----- Data supplied

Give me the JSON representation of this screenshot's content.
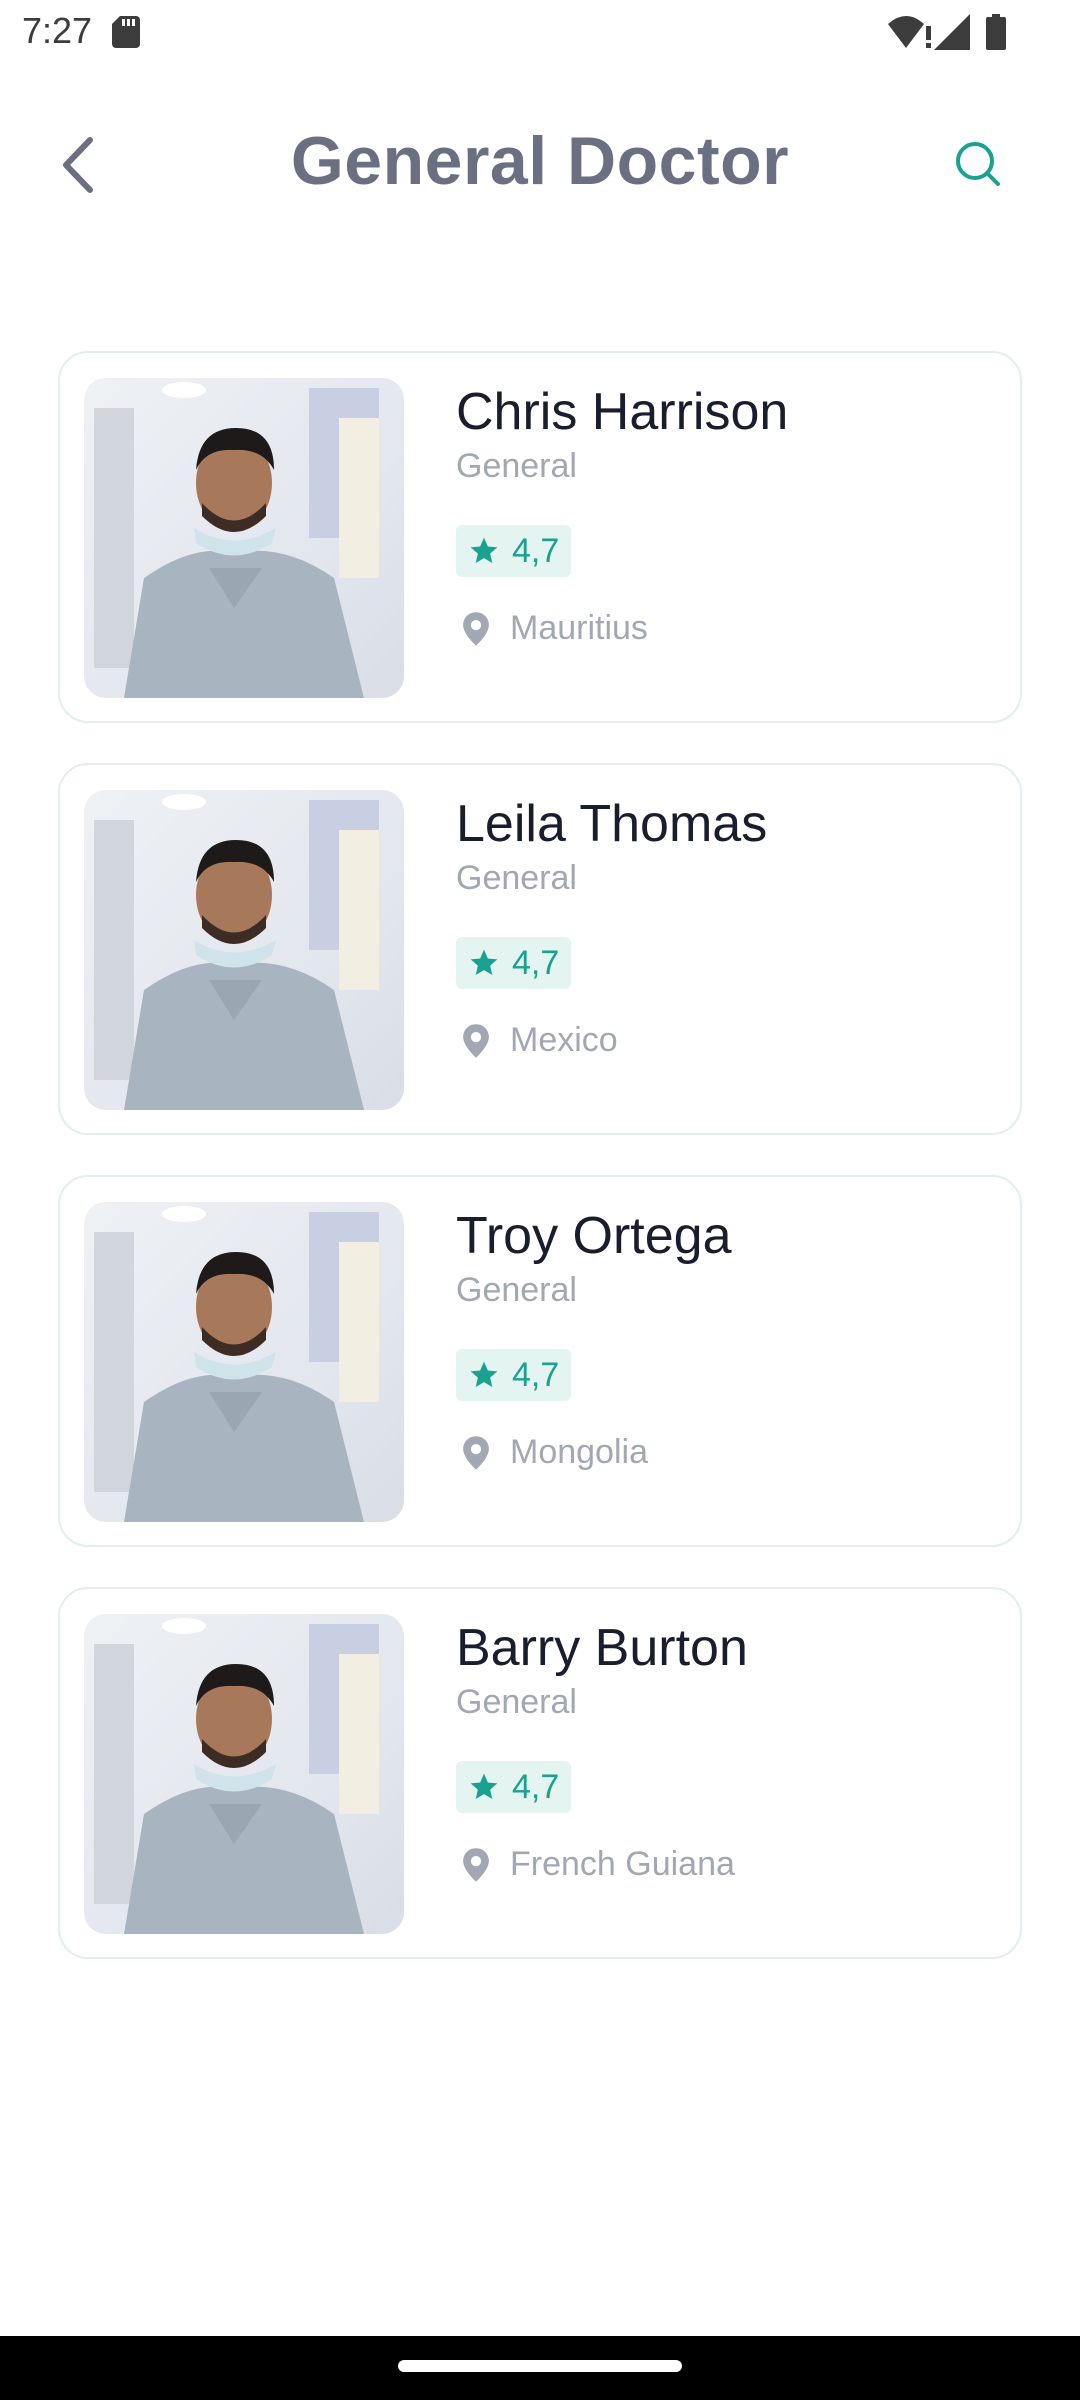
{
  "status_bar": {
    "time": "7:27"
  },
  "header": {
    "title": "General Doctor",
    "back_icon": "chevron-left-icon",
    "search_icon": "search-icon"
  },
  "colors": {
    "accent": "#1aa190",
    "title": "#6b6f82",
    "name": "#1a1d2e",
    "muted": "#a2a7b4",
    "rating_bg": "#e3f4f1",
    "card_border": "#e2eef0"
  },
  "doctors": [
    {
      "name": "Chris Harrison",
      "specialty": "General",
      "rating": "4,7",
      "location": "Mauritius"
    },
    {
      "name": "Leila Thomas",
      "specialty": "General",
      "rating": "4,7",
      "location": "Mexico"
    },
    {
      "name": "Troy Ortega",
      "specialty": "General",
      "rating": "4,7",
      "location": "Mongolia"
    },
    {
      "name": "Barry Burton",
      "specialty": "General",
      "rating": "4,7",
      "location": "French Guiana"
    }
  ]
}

----------

## Goal
Nothing in the entries should change as you copy them, except that the pictures are left out.

## Exercise response
Give me the JSON representation of this screenshot's content.
{
  "status_bar": {
    "time": "7:27"
  },
  "header": {
    "title": "General Doctor",
    "back_icon": "chevron-left-icon",
    "search_icon": "search-icon"
  },
  "colors": {
    "accent": "#1aa190",
    "title": "#6b6f82",
    "name": "#1a1d2e",
    "muted": "#a2a7b4",
    "rating_bg": "#e3f4f1",
    "card_border": "#e2eef0"
  },
  "doctors": [
    {
      "name": "Chris Harrison",
      "specialty": "General",
      "rating": "4,7",
      "location": "Mauritius"
    },
    {
      "name": "Leila Thomas",
      "specialty": "General",
      "rating": "4,7",
      "location": "Mexico"
    },
    {
      "name": "Troy Ortega",
      "specialty": "General",
      "rating": "4,7",
      "location": "Mongolia"
    },
    {
      "name": "Barry Burton",
      "specialty": "General",
      "rating": "4,7",
      "location": "French Guiana"
    }
  ]
}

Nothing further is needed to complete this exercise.